**What needs to be done:** Which lines of the material contain the word "National"? Show each one.

_____

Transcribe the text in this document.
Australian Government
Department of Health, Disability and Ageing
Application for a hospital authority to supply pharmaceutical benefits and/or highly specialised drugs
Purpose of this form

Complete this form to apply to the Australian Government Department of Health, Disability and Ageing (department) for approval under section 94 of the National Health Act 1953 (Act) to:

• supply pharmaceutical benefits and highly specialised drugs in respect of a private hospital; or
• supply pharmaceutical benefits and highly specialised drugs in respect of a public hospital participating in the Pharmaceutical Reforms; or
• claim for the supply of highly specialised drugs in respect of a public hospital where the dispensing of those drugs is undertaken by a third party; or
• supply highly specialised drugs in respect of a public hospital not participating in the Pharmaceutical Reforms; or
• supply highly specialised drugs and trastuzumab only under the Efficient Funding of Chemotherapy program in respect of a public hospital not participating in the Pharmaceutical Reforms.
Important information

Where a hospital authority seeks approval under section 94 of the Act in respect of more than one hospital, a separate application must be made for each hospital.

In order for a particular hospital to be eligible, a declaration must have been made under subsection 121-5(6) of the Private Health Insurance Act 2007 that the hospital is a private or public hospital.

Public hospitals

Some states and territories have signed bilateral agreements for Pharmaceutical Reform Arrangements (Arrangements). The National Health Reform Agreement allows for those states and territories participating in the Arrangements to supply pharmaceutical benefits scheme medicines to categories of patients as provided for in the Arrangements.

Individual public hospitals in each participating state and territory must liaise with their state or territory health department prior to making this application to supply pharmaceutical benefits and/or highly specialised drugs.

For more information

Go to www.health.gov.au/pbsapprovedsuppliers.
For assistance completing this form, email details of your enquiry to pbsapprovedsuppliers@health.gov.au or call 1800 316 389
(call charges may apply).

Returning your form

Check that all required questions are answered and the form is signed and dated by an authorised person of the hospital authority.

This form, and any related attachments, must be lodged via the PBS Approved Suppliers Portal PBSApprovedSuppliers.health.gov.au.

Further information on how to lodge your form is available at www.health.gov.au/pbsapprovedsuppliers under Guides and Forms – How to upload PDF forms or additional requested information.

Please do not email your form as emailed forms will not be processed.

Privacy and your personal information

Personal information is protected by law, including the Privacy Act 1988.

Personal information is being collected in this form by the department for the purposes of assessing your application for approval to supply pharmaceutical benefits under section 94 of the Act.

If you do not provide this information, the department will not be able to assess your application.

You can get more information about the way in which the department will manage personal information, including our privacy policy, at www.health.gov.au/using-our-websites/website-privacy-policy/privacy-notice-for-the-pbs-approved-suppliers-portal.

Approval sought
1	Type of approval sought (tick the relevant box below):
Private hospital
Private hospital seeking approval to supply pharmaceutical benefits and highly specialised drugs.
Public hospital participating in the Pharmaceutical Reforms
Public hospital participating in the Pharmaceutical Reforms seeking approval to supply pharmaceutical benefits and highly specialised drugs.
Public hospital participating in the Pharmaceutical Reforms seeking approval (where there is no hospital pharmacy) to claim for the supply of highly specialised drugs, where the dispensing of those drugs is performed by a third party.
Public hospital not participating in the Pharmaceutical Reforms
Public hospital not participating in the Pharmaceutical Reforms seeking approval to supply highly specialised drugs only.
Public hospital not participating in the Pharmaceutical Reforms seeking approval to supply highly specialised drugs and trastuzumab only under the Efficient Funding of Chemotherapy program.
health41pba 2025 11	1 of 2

_____

**Task solution:**
Complete this form to apply to the Australian Government Department of Health, Disability and Ageing (department) for approval under section 94 of the National Health Act 1953 (Act) to:
Some states and territories have signed bilateral agreements for Pharmaceutical Reform Arrangements (Arrangements). The National Health Reform Agreement allows for those states and territories participating in the Arrangements to supply pharmaceutical benefits scheme medicines to categories of patients as provided for in the Arrangements.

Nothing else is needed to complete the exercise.